**Given request**
Assemble all lines in which the string "xlabel" appears.
_ _ _
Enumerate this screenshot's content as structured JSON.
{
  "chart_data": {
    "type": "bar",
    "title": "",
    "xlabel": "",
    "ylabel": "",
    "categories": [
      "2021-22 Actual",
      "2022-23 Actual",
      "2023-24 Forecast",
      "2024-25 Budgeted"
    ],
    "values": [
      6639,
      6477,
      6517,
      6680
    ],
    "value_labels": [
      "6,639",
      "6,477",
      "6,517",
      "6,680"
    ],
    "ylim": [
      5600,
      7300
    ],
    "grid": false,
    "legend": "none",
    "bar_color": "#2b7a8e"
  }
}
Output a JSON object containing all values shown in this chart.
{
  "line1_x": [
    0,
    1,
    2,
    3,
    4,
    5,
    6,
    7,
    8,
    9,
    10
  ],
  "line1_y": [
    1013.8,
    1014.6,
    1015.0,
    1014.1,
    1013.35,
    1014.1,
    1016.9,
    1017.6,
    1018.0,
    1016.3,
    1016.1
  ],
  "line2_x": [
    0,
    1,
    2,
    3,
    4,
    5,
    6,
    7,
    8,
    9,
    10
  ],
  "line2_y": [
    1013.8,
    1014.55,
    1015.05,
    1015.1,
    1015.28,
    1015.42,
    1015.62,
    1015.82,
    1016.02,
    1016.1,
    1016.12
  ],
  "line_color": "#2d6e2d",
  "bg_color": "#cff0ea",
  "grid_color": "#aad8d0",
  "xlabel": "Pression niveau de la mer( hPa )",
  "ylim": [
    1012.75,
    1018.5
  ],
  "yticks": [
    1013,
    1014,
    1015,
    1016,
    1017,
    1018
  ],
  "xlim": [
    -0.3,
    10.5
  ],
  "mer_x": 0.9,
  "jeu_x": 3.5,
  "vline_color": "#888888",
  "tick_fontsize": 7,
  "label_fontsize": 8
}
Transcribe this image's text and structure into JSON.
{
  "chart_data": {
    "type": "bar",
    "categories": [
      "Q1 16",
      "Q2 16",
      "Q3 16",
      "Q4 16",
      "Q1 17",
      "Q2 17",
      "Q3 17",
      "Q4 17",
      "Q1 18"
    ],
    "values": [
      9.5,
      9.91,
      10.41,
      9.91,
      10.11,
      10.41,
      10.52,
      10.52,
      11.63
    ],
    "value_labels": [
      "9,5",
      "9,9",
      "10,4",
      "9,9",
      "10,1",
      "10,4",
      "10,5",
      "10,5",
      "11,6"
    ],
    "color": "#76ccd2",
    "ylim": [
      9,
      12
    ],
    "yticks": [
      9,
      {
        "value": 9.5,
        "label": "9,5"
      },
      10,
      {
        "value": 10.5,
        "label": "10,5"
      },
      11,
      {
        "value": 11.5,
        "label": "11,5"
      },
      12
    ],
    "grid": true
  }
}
_ _ _
**The solution**
    "xlabel": "",
  "xlabel": "Pression niveau de la mer( hPa )",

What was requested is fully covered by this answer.